= 所给文本 =
ChatPaper.aiChatPaper

Qwen-RobotWorld 技術報告:通過語言條件化影片生成統一具身世界建模

Qwen-RobotWorld Technical Report: Unifying Embodied World Modeling through Language-Conditioned Video Generation

June 15, 2026
作者: Jie Zhang, Xiaoyue Chen, Anzhe Chen, Chenxu Lv, Deqing Li, Gengze Zhou, Hang Yin, Haoqi Yuan, Haoyang Li, Jiahao Li, Jiazhao Zhang, Jingren Zhou, Kaiyuan Gao, Kun Yan, Lihan Jiang, Ningyuan Tang, Pei Lin, Qihang Peng, Shengming Yin, Tianhe Wu, Tianyi Yan, Xiao Xu, Yan Shu, Yanran Zhang, Ye Wang, Yi Wang, Yilei Chen, Yixian Xu, Yiyang Huang, Yuxiang Chen, Zekai Zhang, Zhendong Wang, Zhixing Lei, Zhixuan Liang, Zihao Liu, Zikai Zhou, Xiong-Hui Chen, Chenfei Wu
cs.AI

摘要

我們提出Qwen-RobotWorld,一種面向具身智慧的語言條件化視頻世界模型。它以自然語言作為統一的動作介面,從當前觀測預測跨機器人操作、自動駕駛、室內導航及人機轉移等場景中具備物理基礎的未來視覺軌跡。這種統一的表述提供了三個有前景的應用方向:用於策略訓練增強的合成數據生成、用於策略評估的可擴展虛擬環境,以及用於下游機器人控制的語言引導規劃信號。該成果透過三個部分設計實現:a) 雙流MMDiT與MLLM動作編碼——一個60層雙流擴散Transformer,透過逐層聯合注意力將凍結的Qwen2.5-VL語義與視頻VAE潛變量耦合;b) 具身世界知識——包含860萬個影片文本語料庫(超過2億幀),涵蓋20多種具身型態和500多個動作類別的動作語言映射;c) 通用+專家漸進式課程——一種兩階段訓練策略,先在共享語言介面下學習通用視覺先驗,再注入具身專業化。大量結果顯示其具有強大的競爭力:在EWMBench和DreamGen Bench上整體排名第一,在WorldModelBench和PBench上超越所有開源模型。此外,在RoboTwin-IF基準上的零樣本分析進一步支持其穩健泛化與多視角一致性。

= 可用资料 =
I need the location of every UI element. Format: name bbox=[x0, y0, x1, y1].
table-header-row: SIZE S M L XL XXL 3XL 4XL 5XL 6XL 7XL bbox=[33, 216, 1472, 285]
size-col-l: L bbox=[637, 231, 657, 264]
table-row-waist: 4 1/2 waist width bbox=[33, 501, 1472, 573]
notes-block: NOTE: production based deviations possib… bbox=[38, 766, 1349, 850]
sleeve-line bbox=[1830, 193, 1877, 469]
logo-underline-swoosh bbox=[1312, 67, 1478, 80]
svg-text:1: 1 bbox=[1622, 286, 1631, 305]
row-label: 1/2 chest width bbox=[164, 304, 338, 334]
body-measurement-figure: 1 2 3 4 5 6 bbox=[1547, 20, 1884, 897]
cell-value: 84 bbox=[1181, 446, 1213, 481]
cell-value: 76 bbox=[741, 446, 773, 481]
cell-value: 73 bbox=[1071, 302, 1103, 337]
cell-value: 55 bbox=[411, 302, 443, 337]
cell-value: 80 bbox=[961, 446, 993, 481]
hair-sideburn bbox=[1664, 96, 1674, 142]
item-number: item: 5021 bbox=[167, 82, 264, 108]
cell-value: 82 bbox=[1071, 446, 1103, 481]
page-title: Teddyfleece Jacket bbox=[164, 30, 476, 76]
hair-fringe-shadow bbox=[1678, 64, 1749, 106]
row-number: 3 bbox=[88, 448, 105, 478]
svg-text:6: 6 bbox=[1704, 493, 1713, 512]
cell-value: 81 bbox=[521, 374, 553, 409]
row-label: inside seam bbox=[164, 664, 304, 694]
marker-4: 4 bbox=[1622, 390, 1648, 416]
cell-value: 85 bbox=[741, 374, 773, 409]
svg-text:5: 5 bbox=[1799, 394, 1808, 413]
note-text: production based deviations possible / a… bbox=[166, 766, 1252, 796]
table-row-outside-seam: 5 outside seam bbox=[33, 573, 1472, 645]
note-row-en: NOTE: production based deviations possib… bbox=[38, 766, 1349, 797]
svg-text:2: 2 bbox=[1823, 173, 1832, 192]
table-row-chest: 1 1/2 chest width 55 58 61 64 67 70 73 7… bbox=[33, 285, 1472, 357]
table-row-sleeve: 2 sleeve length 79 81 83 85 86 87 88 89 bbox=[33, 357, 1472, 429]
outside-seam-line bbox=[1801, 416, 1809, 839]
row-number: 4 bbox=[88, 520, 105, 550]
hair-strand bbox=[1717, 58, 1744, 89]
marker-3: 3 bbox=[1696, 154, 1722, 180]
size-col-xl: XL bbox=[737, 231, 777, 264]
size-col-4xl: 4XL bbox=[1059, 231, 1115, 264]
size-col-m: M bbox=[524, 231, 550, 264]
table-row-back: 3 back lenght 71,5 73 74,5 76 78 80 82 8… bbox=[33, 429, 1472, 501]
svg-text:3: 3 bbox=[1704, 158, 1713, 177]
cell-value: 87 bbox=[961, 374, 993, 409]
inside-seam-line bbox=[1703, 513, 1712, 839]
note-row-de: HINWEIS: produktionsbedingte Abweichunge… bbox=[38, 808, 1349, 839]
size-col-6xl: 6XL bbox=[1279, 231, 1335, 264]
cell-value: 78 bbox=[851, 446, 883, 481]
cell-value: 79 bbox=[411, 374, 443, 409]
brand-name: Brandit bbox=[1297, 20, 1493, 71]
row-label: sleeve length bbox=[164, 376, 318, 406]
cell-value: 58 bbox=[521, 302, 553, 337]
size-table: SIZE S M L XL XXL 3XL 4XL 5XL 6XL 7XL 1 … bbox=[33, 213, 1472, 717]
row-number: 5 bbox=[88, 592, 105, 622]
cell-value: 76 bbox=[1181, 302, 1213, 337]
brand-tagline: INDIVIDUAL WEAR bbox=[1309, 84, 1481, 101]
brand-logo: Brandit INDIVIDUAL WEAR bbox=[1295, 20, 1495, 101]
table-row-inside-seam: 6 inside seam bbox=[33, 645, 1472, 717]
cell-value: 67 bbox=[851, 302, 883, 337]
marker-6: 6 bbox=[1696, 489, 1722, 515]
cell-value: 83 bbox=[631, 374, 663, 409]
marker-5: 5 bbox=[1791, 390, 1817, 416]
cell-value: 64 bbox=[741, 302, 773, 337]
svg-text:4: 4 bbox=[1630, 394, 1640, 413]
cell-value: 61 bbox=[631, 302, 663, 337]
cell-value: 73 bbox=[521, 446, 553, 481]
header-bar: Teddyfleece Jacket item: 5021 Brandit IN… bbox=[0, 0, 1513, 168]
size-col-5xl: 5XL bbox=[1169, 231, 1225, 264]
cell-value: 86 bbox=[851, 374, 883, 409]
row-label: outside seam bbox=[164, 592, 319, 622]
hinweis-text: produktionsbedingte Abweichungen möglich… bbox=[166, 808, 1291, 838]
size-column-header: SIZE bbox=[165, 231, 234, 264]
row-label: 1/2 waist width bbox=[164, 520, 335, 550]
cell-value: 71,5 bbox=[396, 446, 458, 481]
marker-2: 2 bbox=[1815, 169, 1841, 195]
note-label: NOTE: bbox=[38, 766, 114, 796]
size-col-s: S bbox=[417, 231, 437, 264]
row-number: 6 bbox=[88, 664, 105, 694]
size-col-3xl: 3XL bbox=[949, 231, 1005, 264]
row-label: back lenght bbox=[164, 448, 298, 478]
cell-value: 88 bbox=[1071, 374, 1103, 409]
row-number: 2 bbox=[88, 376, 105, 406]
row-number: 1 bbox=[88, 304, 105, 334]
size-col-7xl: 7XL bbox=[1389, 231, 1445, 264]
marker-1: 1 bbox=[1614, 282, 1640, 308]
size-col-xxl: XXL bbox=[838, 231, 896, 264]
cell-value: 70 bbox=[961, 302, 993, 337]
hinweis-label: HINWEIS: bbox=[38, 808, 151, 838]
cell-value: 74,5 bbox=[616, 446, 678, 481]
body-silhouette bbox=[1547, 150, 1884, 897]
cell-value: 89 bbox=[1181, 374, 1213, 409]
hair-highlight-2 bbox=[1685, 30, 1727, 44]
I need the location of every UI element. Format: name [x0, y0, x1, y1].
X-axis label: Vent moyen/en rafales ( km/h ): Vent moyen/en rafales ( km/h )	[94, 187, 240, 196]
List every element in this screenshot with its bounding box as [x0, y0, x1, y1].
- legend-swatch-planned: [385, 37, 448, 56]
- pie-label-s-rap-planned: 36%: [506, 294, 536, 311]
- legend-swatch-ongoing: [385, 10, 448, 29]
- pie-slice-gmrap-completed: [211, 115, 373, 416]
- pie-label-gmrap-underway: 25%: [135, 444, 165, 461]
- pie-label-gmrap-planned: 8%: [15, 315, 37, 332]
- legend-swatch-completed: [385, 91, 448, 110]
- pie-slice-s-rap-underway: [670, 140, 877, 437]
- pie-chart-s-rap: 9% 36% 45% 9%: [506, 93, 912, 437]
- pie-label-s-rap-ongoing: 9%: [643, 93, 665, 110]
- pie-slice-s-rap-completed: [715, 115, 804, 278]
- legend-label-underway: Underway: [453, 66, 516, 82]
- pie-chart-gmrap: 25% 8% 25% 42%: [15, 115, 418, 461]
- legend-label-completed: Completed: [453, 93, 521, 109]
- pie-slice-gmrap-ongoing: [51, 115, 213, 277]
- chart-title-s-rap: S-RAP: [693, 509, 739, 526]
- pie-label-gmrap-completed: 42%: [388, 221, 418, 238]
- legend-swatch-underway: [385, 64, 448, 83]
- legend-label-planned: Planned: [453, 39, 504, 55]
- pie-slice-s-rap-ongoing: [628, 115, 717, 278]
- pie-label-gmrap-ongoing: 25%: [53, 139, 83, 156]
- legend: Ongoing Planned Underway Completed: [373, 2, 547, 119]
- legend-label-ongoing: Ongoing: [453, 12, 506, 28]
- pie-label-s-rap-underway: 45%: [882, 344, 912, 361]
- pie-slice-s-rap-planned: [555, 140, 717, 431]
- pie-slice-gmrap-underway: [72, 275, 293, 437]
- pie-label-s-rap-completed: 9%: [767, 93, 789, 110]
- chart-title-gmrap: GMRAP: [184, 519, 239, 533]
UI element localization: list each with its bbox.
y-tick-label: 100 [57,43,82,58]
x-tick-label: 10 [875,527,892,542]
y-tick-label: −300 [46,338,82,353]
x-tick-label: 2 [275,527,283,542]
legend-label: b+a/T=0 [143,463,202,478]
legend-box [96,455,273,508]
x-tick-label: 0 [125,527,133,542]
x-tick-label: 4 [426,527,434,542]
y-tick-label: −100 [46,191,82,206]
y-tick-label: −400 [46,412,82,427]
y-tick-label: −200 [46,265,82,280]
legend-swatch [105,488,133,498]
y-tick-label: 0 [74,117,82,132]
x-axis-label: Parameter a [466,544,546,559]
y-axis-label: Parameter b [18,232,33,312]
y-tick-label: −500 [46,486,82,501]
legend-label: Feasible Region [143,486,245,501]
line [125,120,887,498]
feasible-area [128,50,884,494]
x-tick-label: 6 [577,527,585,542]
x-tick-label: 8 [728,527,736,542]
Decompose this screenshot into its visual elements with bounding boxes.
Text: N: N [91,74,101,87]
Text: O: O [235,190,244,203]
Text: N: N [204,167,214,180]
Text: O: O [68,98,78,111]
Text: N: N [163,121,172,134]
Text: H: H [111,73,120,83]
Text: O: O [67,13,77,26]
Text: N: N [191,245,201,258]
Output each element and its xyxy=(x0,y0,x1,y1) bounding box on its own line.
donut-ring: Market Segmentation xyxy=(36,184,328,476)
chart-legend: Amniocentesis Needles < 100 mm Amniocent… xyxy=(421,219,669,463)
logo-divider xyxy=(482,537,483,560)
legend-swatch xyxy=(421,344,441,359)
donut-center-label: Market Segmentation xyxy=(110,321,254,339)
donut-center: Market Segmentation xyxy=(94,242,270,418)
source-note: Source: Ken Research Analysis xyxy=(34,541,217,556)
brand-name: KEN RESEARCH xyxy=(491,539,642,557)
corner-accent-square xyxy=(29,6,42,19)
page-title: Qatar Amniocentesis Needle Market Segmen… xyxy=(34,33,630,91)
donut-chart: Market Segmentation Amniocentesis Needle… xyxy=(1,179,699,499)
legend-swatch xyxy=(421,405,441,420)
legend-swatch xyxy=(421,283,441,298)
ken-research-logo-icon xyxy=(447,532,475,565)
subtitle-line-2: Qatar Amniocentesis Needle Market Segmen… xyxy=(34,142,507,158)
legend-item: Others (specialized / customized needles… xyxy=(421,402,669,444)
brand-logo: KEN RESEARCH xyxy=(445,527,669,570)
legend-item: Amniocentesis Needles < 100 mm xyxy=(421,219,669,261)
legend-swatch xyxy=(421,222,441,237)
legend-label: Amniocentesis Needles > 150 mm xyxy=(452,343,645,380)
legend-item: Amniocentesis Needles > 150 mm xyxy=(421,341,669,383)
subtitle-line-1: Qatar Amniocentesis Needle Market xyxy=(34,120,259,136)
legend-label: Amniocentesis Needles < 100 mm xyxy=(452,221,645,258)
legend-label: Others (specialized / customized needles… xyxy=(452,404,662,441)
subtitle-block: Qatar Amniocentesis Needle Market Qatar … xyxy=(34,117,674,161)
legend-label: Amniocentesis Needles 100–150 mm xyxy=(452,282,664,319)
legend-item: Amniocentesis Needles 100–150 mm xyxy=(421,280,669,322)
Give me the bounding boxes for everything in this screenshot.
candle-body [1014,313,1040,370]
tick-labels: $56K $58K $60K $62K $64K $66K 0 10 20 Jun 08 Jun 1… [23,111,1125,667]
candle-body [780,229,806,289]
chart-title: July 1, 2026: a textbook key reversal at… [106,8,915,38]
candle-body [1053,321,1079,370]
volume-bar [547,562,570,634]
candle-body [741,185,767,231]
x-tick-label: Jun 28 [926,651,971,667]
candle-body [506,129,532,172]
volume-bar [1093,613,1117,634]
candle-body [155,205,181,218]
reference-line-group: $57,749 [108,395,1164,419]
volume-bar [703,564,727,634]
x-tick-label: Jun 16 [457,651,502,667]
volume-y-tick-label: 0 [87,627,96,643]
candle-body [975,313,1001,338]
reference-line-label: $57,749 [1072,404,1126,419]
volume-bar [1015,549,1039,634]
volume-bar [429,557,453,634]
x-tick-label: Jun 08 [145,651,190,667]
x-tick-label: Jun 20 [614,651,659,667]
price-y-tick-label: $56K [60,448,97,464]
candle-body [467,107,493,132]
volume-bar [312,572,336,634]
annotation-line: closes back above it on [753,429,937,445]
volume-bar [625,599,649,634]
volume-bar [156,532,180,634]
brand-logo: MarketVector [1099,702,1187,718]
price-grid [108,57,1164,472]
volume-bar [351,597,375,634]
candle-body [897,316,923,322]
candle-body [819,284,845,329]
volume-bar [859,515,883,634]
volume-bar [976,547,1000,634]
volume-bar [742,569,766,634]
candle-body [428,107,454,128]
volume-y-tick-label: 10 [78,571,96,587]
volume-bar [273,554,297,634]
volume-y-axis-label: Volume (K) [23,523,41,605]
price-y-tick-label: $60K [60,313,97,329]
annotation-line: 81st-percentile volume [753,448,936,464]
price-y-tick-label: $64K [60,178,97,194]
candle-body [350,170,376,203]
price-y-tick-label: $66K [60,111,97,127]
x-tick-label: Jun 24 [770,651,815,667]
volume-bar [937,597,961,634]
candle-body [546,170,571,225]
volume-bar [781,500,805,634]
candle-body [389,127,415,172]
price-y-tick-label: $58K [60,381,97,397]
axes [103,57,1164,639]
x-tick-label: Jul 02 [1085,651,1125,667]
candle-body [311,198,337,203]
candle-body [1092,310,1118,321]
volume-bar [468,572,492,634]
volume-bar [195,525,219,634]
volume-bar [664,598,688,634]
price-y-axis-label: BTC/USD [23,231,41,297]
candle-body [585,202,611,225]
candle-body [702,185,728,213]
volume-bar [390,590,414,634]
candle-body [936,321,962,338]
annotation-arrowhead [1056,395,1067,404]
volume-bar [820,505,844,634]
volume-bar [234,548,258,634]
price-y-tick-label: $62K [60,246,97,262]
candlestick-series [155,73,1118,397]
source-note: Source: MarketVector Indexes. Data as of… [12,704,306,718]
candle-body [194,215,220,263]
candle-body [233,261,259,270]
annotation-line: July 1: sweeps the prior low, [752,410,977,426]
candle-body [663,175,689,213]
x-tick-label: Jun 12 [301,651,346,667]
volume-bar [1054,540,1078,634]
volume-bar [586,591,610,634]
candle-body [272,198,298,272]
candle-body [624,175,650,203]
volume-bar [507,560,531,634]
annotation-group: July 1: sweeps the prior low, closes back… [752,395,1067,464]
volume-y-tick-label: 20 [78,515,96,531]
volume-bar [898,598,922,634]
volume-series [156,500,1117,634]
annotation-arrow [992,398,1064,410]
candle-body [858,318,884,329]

= 任务要求 =
逐字返回上方Qwen-RobotWorld技术报告页面的全文，不得增删或改动任何内容。

= 作答如下 =
ChatPaper.aiChatPaper

Qwen-RobotWorld 技術報告:通過語言條件化影片生成統一具身世界建模

Qwen-RobotWorld Technical Report: Unifying Embodied World Modeling through Language-Conditioned Video Generation

June 15, 2026
作者: Jie Zhang, Xiaoyue Chen, Anzhe Chen, Chenxu Lv, Deqing Li, Gengze Zhou, Hang Yin, Haoqi Yuan, Haoyang Li, Jiahao Li, Jiazhao Zhang, Jingren Zhou, Kaiyuan Gao, Kun Yan, Lihan Jiang, Ningyuan Tang, Pei Lin, Qihang Peng, Shengming Yin, Tianhe Wu, Tianyi Yan, Xiao Xu, Yan Shu, Yanran Zhang, Ye Wang, Yi Wang, Yilei Chen, Yixian Xu, Yiyang Huang, Yuxiang Chen, Zekai Zhang, Zhendong Wang, Zhixing Lei, Zhixuan Liang, Zihao Liu, Zikai Zhou, Xiong-Hui Chen, Chenfei Wu
cs.AI

摘要

我們提出Qwen-RobotWorld,一種面向具身智慧的語言條件化視頻世界模型。它以自然語言作為統一的動作介面,從當前觀測預測跨機器人操作、自動駕駛、室內導航及人機轉移等場景中具備物理基礎的未來視覺軌跡。這種統一的表述提供了三個有前景的應用方向:用於策略訓練增強的合成數據生成、用於策略評估的可擴展虛擬環境,以及用於下游機器人控制的語言引導規劃信號。該成果透過三個部分設計實現:a) 雙流MMDiT與MLLM動作編碼——一個60層雙流擴散Transformer,透過逐層聯合注意力將凍結的Qwen2.5-VL語義與視頻VAE潛變量耦合;b) 具身世界知識——包含860萬個影片文本語料庫(超過2億幀),涵蓋20多種具身型態和500多個動作類別的動作語言映射;c) 通用+專家漸進式課程——一種兩階段訓練策略,先在共享語言介面下學習通用視覺先驗,再注入具身專業化。大量結果顯示其具有強大的競爭力:在EWMBench和DreamGen Bench上整體排名第一,在WorldModelBench和PBench上超越所有開源模型。此外,在RoboTwin-IF基準上的零樣本分析進一步支持其穩健泛化與多視角一致性。